■ **INFORMATION SHOWN**
■ ■ ■ ■ ■ ■ ■

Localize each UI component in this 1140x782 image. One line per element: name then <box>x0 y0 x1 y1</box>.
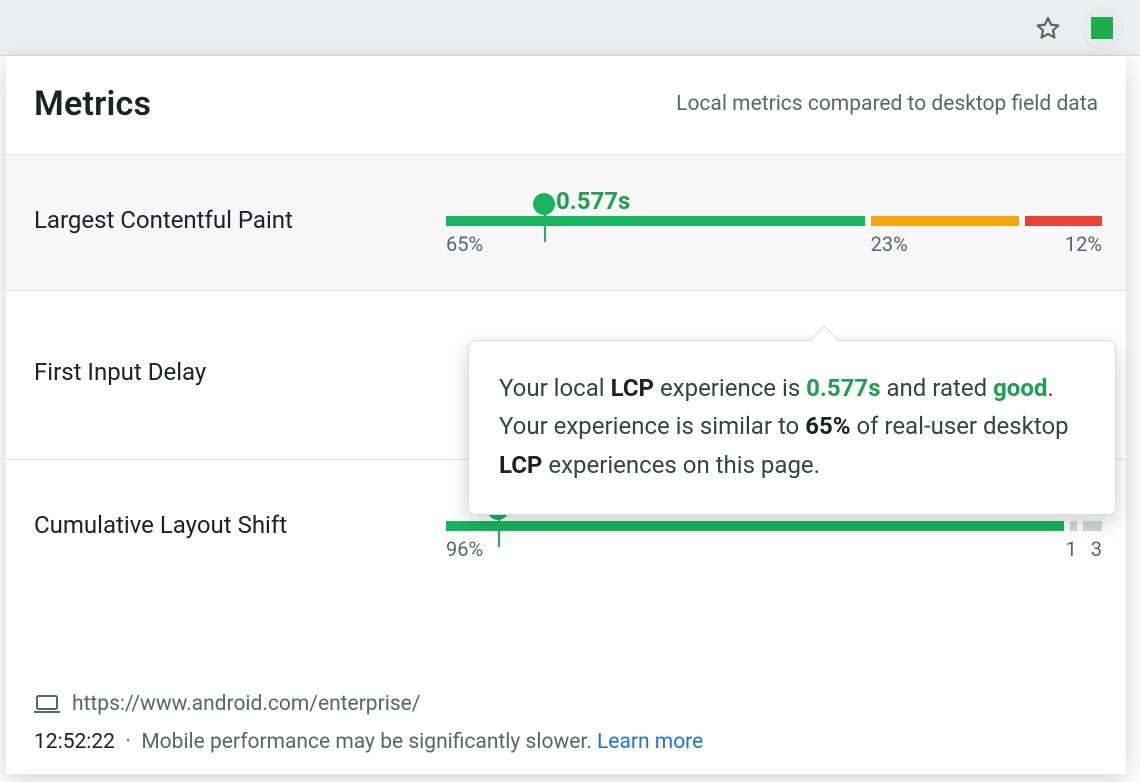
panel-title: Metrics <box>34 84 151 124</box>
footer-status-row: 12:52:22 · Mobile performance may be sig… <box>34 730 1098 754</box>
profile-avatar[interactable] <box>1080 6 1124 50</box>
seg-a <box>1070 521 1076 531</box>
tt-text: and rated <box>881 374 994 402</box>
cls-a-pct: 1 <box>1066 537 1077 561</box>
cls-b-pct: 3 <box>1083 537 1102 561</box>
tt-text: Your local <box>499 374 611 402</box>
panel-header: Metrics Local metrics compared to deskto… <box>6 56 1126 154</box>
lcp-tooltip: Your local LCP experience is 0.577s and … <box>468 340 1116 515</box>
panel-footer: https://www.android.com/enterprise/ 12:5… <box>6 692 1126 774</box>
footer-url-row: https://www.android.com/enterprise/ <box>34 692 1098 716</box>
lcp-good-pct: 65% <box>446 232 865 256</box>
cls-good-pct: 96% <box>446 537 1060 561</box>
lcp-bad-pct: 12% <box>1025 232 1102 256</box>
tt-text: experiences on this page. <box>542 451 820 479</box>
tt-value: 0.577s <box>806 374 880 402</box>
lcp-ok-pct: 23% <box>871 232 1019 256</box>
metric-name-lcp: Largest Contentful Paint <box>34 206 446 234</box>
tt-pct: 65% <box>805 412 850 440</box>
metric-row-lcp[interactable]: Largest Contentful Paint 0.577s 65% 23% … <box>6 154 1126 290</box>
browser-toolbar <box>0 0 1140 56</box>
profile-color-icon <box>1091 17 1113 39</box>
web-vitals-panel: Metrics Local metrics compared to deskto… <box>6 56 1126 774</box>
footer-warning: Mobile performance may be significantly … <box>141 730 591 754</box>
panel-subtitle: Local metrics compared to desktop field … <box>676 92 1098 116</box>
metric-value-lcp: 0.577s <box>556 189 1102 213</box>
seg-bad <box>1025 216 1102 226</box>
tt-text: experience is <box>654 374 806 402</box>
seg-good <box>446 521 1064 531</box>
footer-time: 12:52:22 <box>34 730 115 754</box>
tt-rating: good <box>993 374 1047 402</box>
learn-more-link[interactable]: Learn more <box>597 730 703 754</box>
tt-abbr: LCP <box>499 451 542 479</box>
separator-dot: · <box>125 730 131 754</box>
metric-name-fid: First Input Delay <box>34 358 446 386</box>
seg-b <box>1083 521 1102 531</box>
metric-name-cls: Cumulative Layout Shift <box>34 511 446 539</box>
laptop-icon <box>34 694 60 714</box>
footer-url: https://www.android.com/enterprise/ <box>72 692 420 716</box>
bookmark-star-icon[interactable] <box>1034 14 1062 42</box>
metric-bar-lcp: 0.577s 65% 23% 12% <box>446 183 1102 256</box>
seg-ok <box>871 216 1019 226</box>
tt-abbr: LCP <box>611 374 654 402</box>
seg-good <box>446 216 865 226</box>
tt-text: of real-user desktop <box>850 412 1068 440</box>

■ ■ ■ ■ ■ ■ ■

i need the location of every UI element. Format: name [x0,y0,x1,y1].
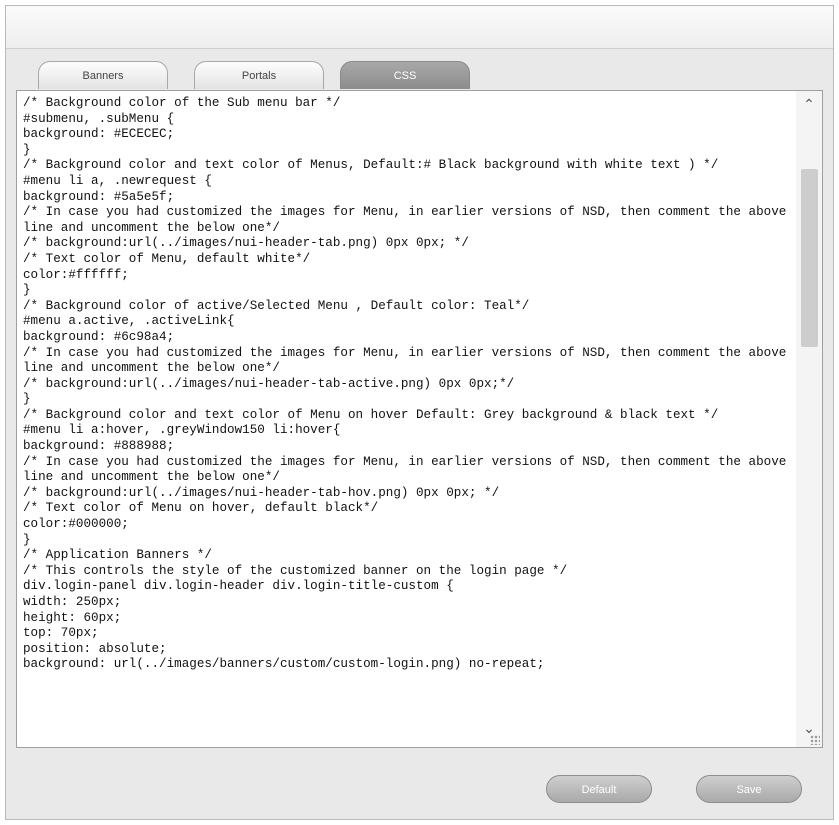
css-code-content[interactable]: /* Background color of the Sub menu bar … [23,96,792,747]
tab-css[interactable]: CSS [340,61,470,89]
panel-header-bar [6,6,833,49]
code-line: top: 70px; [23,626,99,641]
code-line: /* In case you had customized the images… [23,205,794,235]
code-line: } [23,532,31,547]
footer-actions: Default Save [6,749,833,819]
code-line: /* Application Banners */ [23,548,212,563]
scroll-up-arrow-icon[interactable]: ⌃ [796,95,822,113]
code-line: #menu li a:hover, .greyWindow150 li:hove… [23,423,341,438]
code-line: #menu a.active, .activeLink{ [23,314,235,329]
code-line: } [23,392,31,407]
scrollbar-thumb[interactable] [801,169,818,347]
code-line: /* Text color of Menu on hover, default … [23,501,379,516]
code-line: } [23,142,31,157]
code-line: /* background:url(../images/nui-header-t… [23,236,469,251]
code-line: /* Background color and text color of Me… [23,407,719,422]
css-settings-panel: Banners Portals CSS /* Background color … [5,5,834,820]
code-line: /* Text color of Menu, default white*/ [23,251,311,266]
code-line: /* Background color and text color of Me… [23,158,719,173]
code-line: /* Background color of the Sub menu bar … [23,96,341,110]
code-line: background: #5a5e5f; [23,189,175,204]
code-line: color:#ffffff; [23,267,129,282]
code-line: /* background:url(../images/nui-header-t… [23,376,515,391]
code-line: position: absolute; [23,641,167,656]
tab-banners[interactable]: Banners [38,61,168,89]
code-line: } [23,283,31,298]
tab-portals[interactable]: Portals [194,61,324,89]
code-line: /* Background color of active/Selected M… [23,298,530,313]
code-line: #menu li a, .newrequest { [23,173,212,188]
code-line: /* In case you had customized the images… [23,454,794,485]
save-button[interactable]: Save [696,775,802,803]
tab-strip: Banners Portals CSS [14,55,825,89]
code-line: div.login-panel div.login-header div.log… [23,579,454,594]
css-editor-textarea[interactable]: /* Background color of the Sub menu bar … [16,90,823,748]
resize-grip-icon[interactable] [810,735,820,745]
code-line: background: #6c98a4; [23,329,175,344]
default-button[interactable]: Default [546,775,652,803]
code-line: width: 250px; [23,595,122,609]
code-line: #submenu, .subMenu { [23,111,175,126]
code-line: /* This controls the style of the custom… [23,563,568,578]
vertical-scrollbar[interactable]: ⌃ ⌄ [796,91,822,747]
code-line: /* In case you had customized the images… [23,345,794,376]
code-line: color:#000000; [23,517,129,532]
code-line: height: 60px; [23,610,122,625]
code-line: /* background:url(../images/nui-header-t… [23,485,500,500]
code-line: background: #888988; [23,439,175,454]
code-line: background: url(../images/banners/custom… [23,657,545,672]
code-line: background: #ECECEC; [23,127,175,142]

■ ■ ■ ■ ■ ■ ■

■ **PROBLEM TO SOLVE**
Select every line in the items above that contains the string "desktop". Case counts.

■ **TASK OUTPUT**
panel-subtitle: Local metrics compared to desktop field … <box>676 92 1098 116</box>
tt-text: of real-user desktop <box>850 412 1068 440</box>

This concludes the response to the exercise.